→ **REQUEST**
Each record is to be printed again precisely as it reads.

(Excerpt from a dataset)

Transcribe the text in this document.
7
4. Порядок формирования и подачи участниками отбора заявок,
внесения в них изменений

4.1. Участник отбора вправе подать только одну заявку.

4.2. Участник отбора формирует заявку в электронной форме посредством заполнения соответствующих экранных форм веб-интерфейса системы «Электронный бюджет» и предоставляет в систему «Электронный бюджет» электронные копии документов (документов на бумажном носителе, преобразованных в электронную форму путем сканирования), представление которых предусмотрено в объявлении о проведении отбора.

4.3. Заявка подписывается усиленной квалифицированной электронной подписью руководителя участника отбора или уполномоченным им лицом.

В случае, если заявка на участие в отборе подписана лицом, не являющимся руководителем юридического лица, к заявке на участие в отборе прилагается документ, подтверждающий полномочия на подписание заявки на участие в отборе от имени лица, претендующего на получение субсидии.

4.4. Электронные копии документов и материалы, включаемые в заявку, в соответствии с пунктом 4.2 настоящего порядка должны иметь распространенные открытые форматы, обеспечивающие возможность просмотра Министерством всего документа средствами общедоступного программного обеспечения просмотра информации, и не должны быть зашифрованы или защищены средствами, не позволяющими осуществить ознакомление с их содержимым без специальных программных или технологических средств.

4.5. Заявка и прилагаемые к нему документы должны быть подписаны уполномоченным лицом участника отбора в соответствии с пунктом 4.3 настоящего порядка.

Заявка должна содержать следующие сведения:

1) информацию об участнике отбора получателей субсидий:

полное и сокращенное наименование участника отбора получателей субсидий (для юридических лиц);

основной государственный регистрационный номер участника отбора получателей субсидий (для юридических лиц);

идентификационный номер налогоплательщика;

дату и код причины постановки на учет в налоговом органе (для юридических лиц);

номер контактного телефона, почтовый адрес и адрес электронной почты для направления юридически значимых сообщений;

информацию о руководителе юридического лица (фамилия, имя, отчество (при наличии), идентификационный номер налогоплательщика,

→ **FULL SOLUTION**
Transcribe the text in this document.
7
4. Порядок формирования и подачи участниками отбора заявок,
внесения в них изменений

4.1. Участник отбора вправе подать только одну заявку.

4.2. Участник отбора формирует заявку в электронной форме посредством заполнения соответствующих экранных форм веб-интерфейса системы «Электронный бюджет» и предоставляет в систему «Электронный бюджет» электронные копии документов (документов на бумажном носителе, преобразованных в электронную форму путем сканирования), представление которых предусмотрено в объявлении о проведении отбора.

4.3. Заявка подписывается усиленной квалифицированной электронной подписью руководителя участника отбора или уполномоченным им лицом.

В случае, если заявка на участие в отборе подписана лицом, не являющимся руководителем юридического лица, к заявке на участие в отборе прилагается документ, подтверждающий полномочия на подписание заявки на участие в отборе от имени лица, претендующего на получение субсидии.

4.4. Электронные копии документов и материалы, включаемые в заявку, в соответствии с пунктом 4.2 настоящего порядка должны иметь распространенные открытые форматы, обеспечивающие возможность просмотра Министерством всего документа средствами общедоступного программного обеспечения просмотра информации, и не должны быть зашифрованы или защищены средствами, не позволяющими осуществить ознакомление с их содержимым без специальных программных или технологических средств.

4.5. Заявка и прилагаемые к нему документы должны быть подписаны уполномоченным лицом участника отбора в соответствии с пунктом 4.3 настоящего порядка.

Заявка должна содержать следующие сведения:

1) информацию об участнике отбора получателей субсидий:

полное и сокращенное наименование участника отбора получателей субсидий (для юридических лиц);

основной государственный регистрационный номер участника отбора получателей субсидий (для юридических лиц);

идентификационный номер налогоплательщика;

дату и код причины постановки на учет в налоговом органе (для юридических лиц);

номер контактного телефона, почтовый адрес и адрес электронной почты для направления юридически значимых сообщений;

информацию о руководителе юридического лица (фамилия, имя, отчество (при наличии), идентификационный номер налогоплательщика,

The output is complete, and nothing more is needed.